(Data records)
□ □ □ □

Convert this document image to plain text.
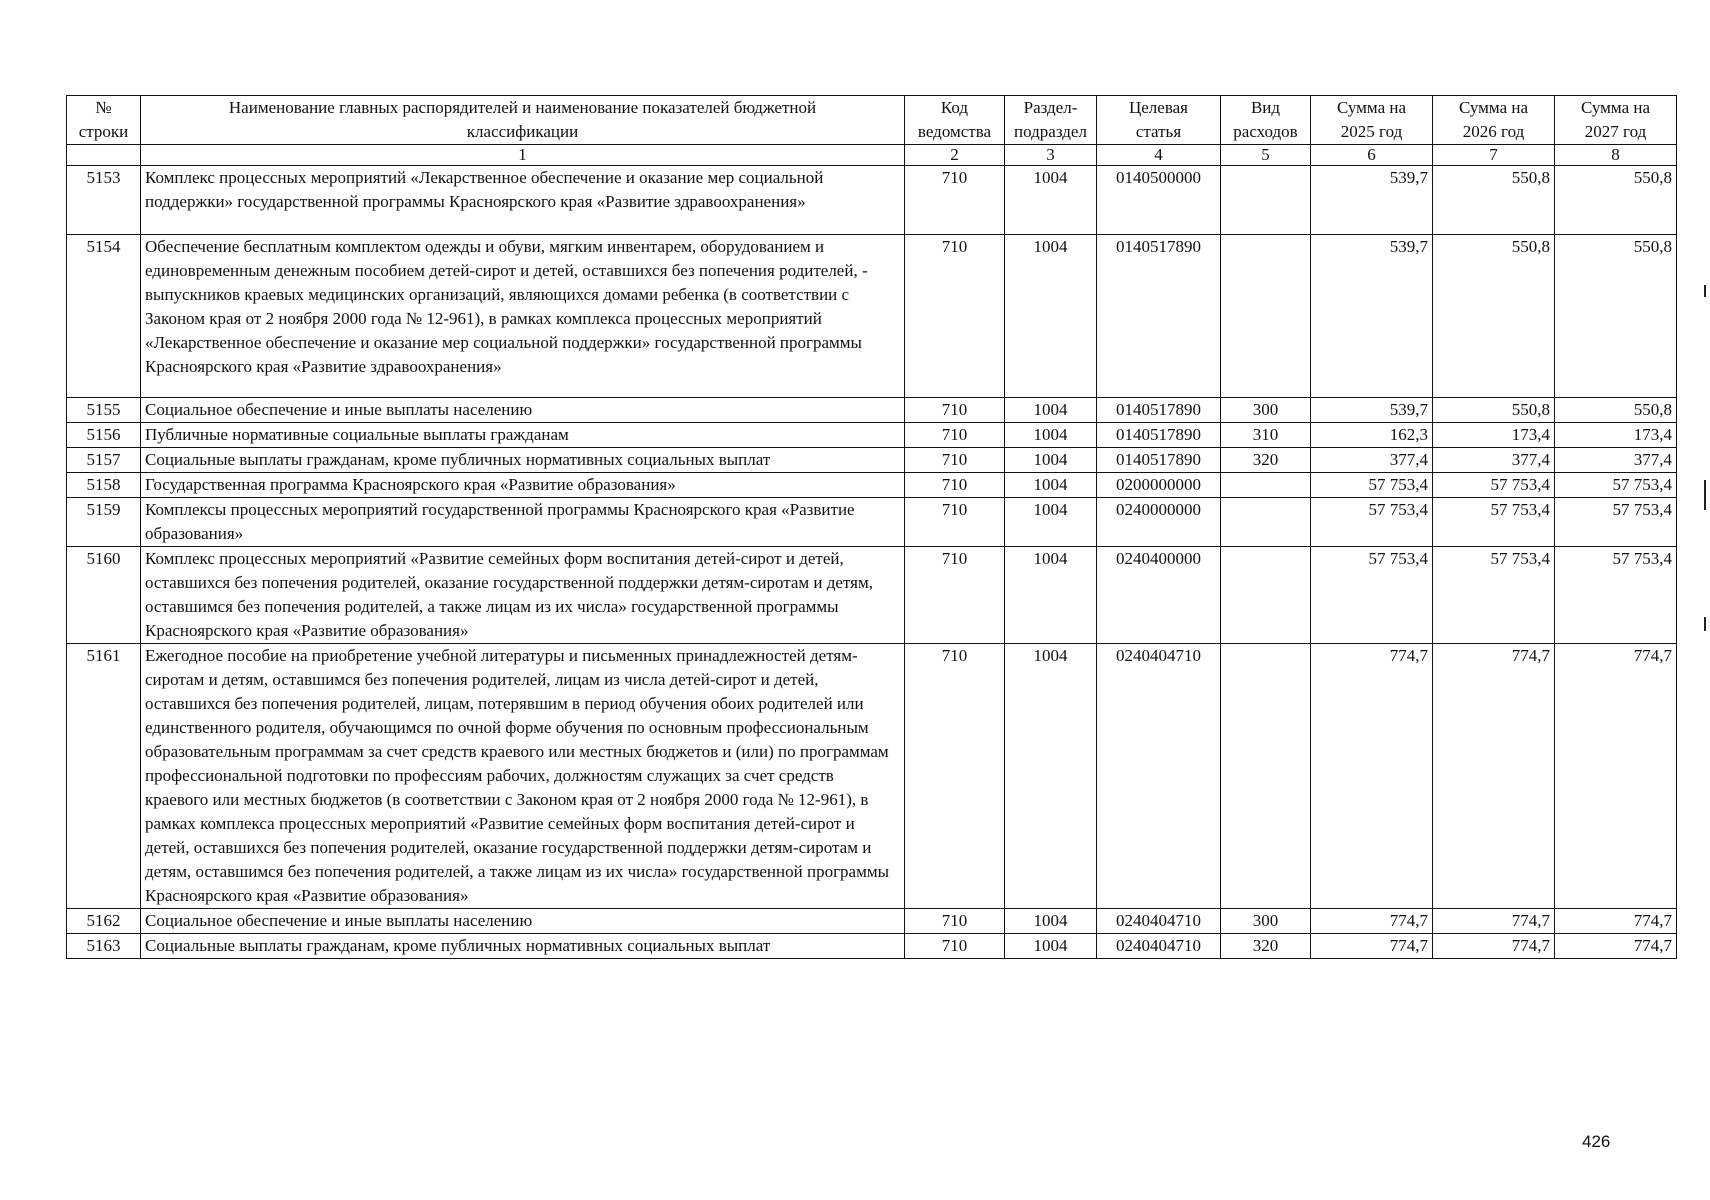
№	Наименование главных распорядителей и наименование показателей бюджетной	Код	Раздел-	Целевая	Вид	Сумма на	Сумма на	Сумма на
строки	классификации	ведомства	подраздел	статья	расходов	2025 год	2026 год	2027 год
	1	2	3	4	5	6	7	8
5153	Комплекс процессных мероприятий «Лекарственное обеспечение и оказание мер социальной поддержки» государственной программы Красноярского края «Развитие здравоохранения»	710	1004	0140500000		539,7	550,8	550,8
5154	Обеспечение бесплатным комплектом одежды и обуви, мягким инвентарем, оборудованием и единовременным денежным пособием детей-сирот и детей, оставшихся без попечения родителей, - выпускников краевых медицинских организаций, являющихся домами ребенка (в соответствии с Законом края от 2 ноября 2000 года № 12-961), в рамках комплекса процессных мероприятий «Лекарственное обеспечение и оказание мер социальной поддержки» государственной программы Красноярского края «Развитие здравоохранения»	710	1004	0140517890		539,7	550,8	550,8
5155	Социальное обеспечение и иные выплаты населению	710	1004	0140517890	300	539,7	550,8	550,8
5156	Публичные нормативные социальные выплаты гражданам	710	1004	0140517890	310	162,3	173,4	173,4
5157	Социальные выплаты гражданам, кроме публичных нормативных социальных выплат	710	1004	0140517890	320	377,4	377,4	377,4
5158	Государственная программа Красноярского края «Развитие образования»	710	1004	0200000000		57 753,4	57 753,4	57 753,4
5159	Комплексы процессных мероприятий государственной программы Красноярского края «Развитие образования»	710	1004	0240000000		57 753,4	57 753,4	57 753,4
5160	Комплекс процессных мероприятий «Развитие семейных форм воспитания детей-сирот и детей, оставшихся без попечения родителей, оказание государственной поддержки детям-сиротам и детям, оставшимся без попечения родителей, а также лицам из их числа» государственной программы Красноярского края «Развитие образования»	710	1004	0240400000		57 753,4	57 753,4	57 753,4
5161	Ежегодное пособие на приобретение учебной литературы и письменных принадлежностей детям-сиротам и детям, оставшимся без попечения родителей, лицам из числа детей-сирот и детей, оставшихся без попечения родителей, лицам, потерявшим в период обучения обоих родителей или единственного родителя, обучающимся по очной форме обучения по основным профессиональным образовательным программам за счет средств краевого или местных бюджетов и (или) по программам профессиональной подготовки по профессиям рабочих, должностям служащих за счет средств краевого или местных бюджетов (в соответствии с Законом края от 2 ноября 2000 года № 12-961), в рамках комплекса процессных мероприятий «Развитие семейных форм воспитания детей-сирот и детей, оставшихся без попечения родителей, оказание государственной поддержки детям-сиротам и детям, оставшимся без попечения родителей, а также лицам из их числа» государственной программы Красноярского края «Развитие образования»	710	1004	0240404710		774,7	774,7	774,7
5162	Социальное обеспечение и иные выплаты населению	710	1004	0240404710	300	774,7	774,7	774,7
5163	Социальные выплаты гражданам, кроме публичных нормативных социальных выплат	710	1004	0240404710	320	774,7	774,7	774,7
426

□ □ □ □

*Exercise aim*.
Without the pictures, print the whole listing exactly as given.

*Task response*.
Convert this document image to plain text.
№	Наименование главных распорядителей и наименование показателей бюджетной	Код	Раздел-	Целевая	Вид	Сумма на	Сумма на	Сумма на
строки	классификации	ведомства	подраздел	статья	расходов	2025 год	2026 год	2027 год
	1	2	3	4	5	6	7	8
5153	Комплекс процессных мероприятий «Лекарственное обеспечение и оказание мер социальной поддержки» государственной программы Красноярского края «Развитие здравоохранения»	710	1004	0140500000		539,7	550,8	550,8
5154	Обеспечение бесплатным комплектом одежды и обуви, мягким инвентарем, оборудованием и единовременным денежным пособием детей-сирот и детей, оставшихся без попечения родителей, - выпускников краевых медицинских организаций, являющихся домами ребенка (в соответствии с Законом края от 2 ноября 2000 года № 12-961), в рамках комплекса процессных мероприятий «Лекарственное обеспечение и оказание мер социальной поддержки» государственной программы Красноярского края «Развитие здравоохранения»	710	1004	0140517890		539,7	550,8	550,8
5155	Социальное обеспечение и иные выплаты населению	710	1004	0140517890	300	539,7	550,8	550,8
5156	Публичные нормативные социальные выплаты гражданам	710	1004	0140517890	310	162,3	173,4	173,4
5157	Социальные выплаты гражданам, кроме публичных нормативных социальных выплат	710	1004	0140517890	320	377,4	377,4	377,4
5158	Государственная программа Красноярского края «Развитие образования»	710	1004	0200000000		57 753,4	57 753,4	57 753,4
5159	Комплексы процессных мероприятий государственной программы Красноярского края «Развитие образования»	710	1004	0240000000		57 753,4	57 753,4	57 753,4
5160	Комплекс процессных мероприятий «Развитие семейных форм воспитания детей-сирот и детей, оставшихся без попечения родителей, оказание государственной поддержки детям-сиротам и детям, оставшимся без попечения родителей, а также лицам из их числа» государственной программы Красноярского края «Развитие образования»	710	1004	0240400000		57 753,4	57 753,4	57 753,4
5161	Ежегодное пособие на приобретение учебной литературы и письменных принадлежностей детям-сиротам и детям, оставшимся без попечения родителей, лицам из числа детей-сирот и детей, оставшихся без попечения родителей, лицам, потерявшим в период обучения обоих родителей или единственного родителя, обучающимся по очной форме обучения по основным профессиональным образовательным программам за счет средств краевого или местных бюджетов и (или) по программам профессиональной подготовки по профессиям рабочих, должностям служащих за счет средств краевого или местных бюджетов (в соответствии с Законом края от 2 ноября 2000 года № 12-961), в рамках комплекса процессных мероприятий «Развитие семейных форм воспитания детей-сирот и детей, оставшихся без попечения родителей, оказание государственной поддержки детям-сиротам и детям, оставшимся без попечения родителей, а также лицам из их числа» государственной программы Красноярского края «Развитие образования»	710	1004	0240404710		774,7	774,7	774,7
5162	Социальное обеспечение и иные выплаты населению	710	1004	0240404710	300	774,7	774,7	774,7
5163	Социальные выплаты гражданам, кроме публичных нормативных социальных выплат	710	1004	0240404710	320	774,7	774,7	774,7
426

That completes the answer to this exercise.